> Exercise details: Reproduce all of the data exactly.

============

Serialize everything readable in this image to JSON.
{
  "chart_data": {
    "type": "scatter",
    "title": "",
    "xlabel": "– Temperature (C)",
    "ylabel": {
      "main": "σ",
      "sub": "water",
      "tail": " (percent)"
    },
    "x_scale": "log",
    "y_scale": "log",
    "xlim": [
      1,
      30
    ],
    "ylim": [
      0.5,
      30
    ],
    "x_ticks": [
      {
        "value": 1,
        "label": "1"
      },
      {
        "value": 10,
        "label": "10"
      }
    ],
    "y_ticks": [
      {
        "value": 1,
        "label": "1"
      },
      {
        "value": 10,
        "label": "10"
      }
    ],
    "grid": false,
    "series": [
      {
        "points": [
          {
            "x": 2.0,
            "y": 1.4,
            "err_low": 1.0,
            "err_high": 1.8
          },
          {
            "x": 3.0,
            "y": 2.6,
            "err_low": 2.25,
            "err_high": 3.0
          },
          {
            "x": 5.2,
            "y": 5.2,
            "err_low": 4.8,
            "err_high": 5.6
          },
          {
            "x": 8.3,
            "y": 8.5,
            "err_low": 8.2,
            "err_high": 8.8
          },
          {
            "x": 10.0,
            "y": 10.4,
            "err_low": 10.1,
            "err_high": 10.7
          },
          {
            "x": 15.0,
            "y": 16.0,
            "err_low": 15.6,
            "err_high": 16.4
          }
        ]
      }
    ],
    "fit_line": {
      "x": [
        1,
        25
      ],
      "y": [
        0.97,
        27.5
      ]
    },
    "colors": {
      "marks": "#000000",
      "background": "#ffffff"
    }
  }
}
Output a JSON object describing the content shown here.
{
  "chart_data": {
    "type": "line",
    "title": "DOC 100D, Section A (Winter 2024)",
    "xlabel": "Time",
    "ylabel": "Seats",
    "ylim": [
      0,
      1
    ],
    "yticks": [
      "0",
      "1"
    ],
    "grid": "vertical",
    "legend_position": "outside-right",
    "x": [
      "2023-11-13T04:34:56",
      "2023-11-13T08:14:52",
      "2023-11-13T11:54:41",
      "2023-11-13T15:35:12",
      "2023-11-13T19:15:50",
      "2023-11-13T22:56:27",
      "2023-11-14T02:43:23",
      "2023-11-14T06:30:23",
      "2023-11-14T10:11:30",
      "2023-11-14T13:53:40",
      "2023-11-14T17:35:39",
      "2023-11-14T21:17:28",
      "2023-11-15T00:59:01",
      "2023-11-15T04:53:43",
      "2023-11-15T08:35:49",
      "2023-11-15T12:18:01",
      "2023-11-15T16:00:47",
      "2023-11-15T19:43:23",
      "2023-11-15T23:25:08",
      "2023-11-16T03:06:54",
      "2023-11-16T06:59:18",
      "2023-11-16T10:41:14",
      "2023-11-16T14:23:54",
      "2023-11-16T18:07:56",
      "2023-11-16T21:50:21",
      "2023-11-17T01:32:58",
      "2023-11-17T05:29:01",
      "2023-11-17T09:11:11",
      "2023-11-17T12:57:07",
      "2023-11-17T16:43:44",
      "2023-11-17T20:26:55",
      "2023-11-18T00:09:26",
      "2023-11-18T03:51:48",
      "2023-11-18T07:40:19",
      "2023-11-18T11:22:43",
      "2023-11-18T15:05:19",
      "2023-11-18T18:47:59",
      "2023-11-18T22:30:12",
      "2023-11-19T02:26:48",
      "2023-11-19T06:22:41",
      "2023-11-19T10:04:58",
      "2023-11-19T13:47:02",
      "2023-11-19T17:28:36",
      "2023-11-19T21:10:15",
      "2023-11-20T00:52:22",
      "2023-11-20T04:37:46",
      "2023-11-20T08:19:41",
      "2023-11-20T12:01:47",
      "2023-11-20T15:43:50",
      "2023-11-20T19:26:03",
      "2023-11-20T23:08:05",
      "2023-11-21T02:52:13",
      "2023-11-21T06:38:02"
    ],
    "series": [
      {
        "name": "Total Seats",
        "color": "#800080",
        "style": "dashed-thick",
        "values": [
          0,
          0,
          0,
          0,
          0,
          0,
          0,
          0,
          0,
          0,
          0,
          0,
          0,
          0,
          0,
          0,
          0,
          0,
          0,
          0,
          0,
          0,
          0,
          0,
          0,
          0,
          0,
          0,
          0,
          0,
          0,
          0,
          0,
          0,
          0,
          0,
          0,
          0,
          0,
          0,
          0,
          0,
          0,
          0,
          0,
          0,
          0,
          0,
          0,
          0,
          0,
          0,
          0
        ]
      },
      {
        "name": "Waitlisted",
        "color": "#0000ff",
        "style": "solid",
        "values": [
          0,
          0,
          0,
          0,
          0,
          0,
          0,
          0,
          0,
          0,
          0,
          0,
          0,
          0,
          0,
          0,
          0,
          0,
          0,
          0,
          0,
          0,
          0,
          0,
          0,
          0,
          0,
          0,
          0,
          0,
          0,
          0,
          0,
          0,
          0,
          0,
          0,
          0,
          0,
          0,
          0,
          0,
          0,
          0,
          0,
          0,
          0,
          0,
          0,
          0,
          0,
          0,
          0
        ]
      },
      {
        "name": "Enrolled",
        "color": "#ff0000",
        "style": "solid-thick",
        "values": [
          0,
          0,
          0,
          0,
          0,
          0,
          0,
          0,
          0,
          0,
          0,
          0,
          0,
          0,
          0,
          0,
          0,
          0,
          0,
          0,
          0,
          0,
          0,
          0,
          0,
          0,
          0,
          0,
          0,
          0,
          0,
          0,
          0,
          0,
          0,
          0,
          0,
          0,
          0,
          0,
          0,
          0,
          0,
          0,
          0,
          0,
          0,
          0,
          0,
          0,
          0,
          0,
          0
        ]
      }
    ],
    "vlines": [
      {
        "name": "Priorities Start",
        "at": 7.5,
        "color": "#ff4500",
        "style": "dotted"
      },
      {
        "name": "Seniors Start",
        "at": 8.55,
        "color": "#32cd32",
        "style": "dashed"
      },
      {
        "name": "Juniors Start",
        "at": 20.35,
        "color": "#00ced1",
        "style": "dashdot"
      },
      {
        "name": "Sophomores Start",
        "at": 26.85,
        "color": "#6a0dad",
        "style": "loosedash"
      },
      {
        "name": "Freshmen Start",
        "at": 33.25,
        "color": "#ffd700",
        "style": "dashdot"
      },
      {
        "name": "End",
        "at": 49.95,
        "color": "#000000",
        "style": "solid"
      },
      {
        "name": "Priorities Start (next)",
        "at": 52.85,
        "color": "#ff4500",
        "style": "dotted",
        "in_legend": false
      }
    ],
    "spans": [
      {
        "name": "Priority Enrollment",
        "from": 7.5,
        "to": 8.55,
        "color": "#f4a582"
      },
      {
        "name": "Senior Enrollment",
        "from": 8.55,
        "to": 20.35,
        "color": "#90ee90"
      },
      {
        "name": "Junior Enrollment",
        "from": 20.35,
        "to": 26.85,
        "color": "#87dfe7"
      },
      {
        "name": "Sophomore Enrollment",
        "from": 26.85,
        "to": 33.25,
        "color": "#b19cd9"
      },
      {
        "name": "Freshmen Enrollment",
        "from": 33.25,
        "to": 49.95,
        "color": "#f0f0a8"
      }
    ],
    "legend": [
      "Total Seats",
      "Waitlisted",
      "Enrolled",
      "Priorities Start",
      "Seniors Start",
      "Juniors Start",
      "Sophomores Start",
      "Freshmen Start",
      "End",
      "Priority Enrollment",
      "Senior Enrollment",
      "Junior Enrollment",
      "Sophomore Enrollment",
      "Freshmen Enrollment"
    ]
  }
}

============

> Final result:
Serialize everything readable in this image to JSON.
{
  "chart_data": {
    "type": "scatter",
    "title": "",
    "xlabel": "– Temperature (C)",
    "ylabel": {
      "main": "σ",
      "sub": "water",
      "tail": " (percent)"
    },
    "x_scale": "log",
    "y_scale": "log",
    "xlim": [
      1,
      30
    ],
    "ylim": [
      0.5,
      30
    ],
    "x_ticks": [
      {
        "value": 1,
        "label": "1"
      },
      {
        "value": 10,
        "label": "10"
      }
    ],
    "y_ticks": [
      {
        "value": 1,
        "label": "1"
      },
      {
        "value": 10,
        "label": "10"
      }
    ],
    "grid": false,
    "series": [
      {
        "points": [
          {
            "x": 2.0,
            "y": 1.4,
            "err_low": 1.0,
            "err_high": 1.8
          },
          {
            "x": 3.0,
            "y": 2.6,
            "err_low": 2.25,
            "err_high": 3.0
          },
          {
            "x": 5.2,
            "y": 5.2,
            "err_low": 4.8,
            "err_high": 5.6
          },
          {
            "x": 8.3,
            "y": 8.5,
            "err_low": 8.2,
            "err_high": 8.8
          },
          {
            "x": 10.0,
            "y": 10.4,
            "err_low": 10.1,
            "err_high": 10.7
          },
          {
            "x": 15.0,
            "y": 16.0,
            "err_low": 15.6,
            "err_high": 16.4
          }
        ]
      }
    ],
    "fit_line": {
      "x": [
        1,
        25
      ],
      "y": [
        0.97,
        27.5
      ]
    },
    "colors": {
      "marks": "#000000",
      "background": "#ffffff"
    }
  }
}
Output a JSON object describing the content shown here.
{
  "chart_data": {
    "type": "line",
    "title": "DOC 100D, Section A (Winter 2024)",
    "xlabel": "Time",
    "ylabel": "Seats",
    "ylim": [
      0,
      1
    ],
    "yticks": [
      "0",
      "1"
    ],
    "grid": "vertical",
    "legend_position": "outside-right",
    "x": [
      "2023-11-13T04:34:56",
      "2023-11-13T08:14:52",
      "2023-11-13T11:54:41",
      "2023-11-13T15:35:12",
      "2023-11-13T19:15:50",
      "2023-11-13T22:56:27",
      "2023-11-14T02:43:23",
      "2023-11-14T06:30:23",
      "2023-11-14T10:11:30",
      "2023-11-14T13:53:40",
      "2023-11-14T17:35:39",
      "2023-11-14T21:17:28",
      "2023-11-15T00:59:01",
      "2023-11-15T04:53:43",
      "2023-11-15T08:35:49",
      "2023-11-15T12:18:01",
      "2023-11-15T16:00:47",
      "2023-11-15T19:43:23",
      "2023-11-15T23:25:08",
      "2023-11-16T03:06:54",
      "2023-11-16T06:59:18",
      "2023-11-16T10:41:14",
      "2023-11-16T14:23:54",
      "2023-11-16T18:07:56",
      "2023-11-16T21:50:21",
      "2023-11-17T01:32:58",
      "2023-11-17T05:29:01",
      "2023-11-17T09:11:11",
      "2023-11-17T12:57:07",
      "2023-11-17T16:43:44",
      "2023-11-17T20:26:55",
      "2023-11-18T00:09:26",
      "2023-11-18T03:51:48",
      "2023-11-18T07:40:19",
      "2023-11-18T11:22:43",
      "2023-11-18T15:05:19",
      "2023-11-18T18:47:59",
      "2023-11-18T22:30:12",
      "2023-11-19T02:26:48",
      "2023-11-19T06:22:41",
      "2023-11-19T10:04:58",
      "2023-11-19T13:47:02",
      "2023-11-19T17:28:36",
      "2023-11-19T21:10:15",
      "2023-11-20T00:52:22",
      "2023-11-20T04:37:46",
      "2023-11-20T08:19:41",
      "2023-11-20T12:01:47",
      "2023-11-20T15:43:50",
      "2023-11-20T19:26:03",
      "2023-11-20T23:08:05",
      "2023-11-21T02:52:13",
      "2023-11-21T06:38:02"
    ],
    "series": [
      {
        "name": "Total Seats",
        "color": "#800080",
        "style": "dashed-thick",
        "values": [
          0,
          0,
          0,
          0,
          0,
          0,
          0,
          0,
          0,
          0,
          0,
          0,
          0,
          0,
          0,
          0,
          0,
          0,
          0,
          0,
          0,
          0,
          0,
          0,
          0,
          0,
          0,
          0,
          0,
          0,
          0,
          0,
          0,
          0,
          0,
          0,
          0,
          0,
          0,
          0,
          0,
          0,
          0,
          0,
          0,
          0,
          0,
          0,
          0,
          0,
          0,
          0,
          0
        ]
      },
      {
        "name": "Waitlisted",
        "color": "#0000ff",
        "style": "solid",
        "values": [
          0,
          0,
          0,
          0,
          0,
          0,
          0,
          0,
          0,
          0,
          0,
          0,
          0,
          0,
          0,
          0,
          0,
          0,
          0,
          0,
          0,
          0,
          0,
          0,
          0,
          0,
          0,
          0,
          0,
          0,
          0,
          0,
          0,
          0,
          0,
          0,
          0,
          0,
          0,
          0,
          0,
          0,
          0,
          0,
          0,
          0,
          0,
          0,
          0,
          0,
          0,
          0,
          0
        ]
      },
      {
        "name": "Enrolled",
        "color": "#ff0000",
        "style": "solid-thick",
        "values": [
          0,
          0,
          0,
          0,
          0,
          0,
          0,
          0,
          0,
          0,
          0,
          0,
          0,
          0,
          0,
          0,
          0,
          0,
          0,
          0,
          0,
          0,
          0,
          0,
          0,
          0,
          0,
          0,
          0,
          0,
          0,
          0,
          0,
          0,
          0,
          0,
          0,
          0,
          0,
          0,
          0,
          0,
          0,
          0,
          0,
          0,
          0,
          0,
          0,
          0,
          0,
          0,
          0
        ]
      }
    ],
    "vlines": [
      {
        "name": "Priorities Start",
        "at": 7.5,
        "color": "#ff4500",
        "style": "dotted"
      },
      {
        "name": "Seniors Start",
        "at": 8.55,
        "color": "#32cd32",
        "style": "dashed"
      },
      {
        "name": "Juniors Start",
        "at": 20.35,
        "color": "#00ced1",
        "style": "dashdot"
      },
      {
        "name": "Sophomores Start",
        "at": 26.85,
        "color": "#6a0dad",
        "style": "loosedash"
      },
      {
        "name": "Freshmen Start",
        "at": 33.25,
        "color": "#ffd700",
        "style": "dashdot"
      },
      {
        "name": "End",
        "at": 49.95,
        "color": "#000000",
        "style": "solid"
      },
      {
        "name": "Priorities Start (next)",
        "at": 52.85,
        "color": "#ff4500",
        "style": "dotted",
        "in_legend": false
      }
    ],
    "spans": [
      {
        "name": "Priority Enrollment",
        "from": 7.5,
        "to": 8.55,
        "color": "#f4a582"
      },
      {
        "name": "Senior Enrollment",
        "from": 8.55,
        "to": 20.35,
        "color": "#90ee90"
      },
      {
        "name": "Junior Enrollment",
        "from": 20.35,
        "to": 26.85,
        "color": "#87dfe7"
      },
      {
        "name": "Sophomore Enrollment",
        "from": 26.85,
        "to": 33.25,
        "color": "#b19cd9"
      },
      {
        "name": "Freshmen Enrollment",
        "from": 33.25,
        "to": 49.95,
        "color": "#f0f0a8"
      }
    ],
    "legend": [
      "Total Seats",
      "Waitlisted",
      "Enrolled",
      "Priorities Start",
      "Seniors Start",
      "Juniors Start",
      "Sophomores Start",
      "Freshmen Start",
      "End",
      "Priority Enrollment",
      "Senior Enrollment",
      "Junior Enrollment",
      "Sophomore Enrollment",
      "Freshmen Enrollment"
    ]
  }
}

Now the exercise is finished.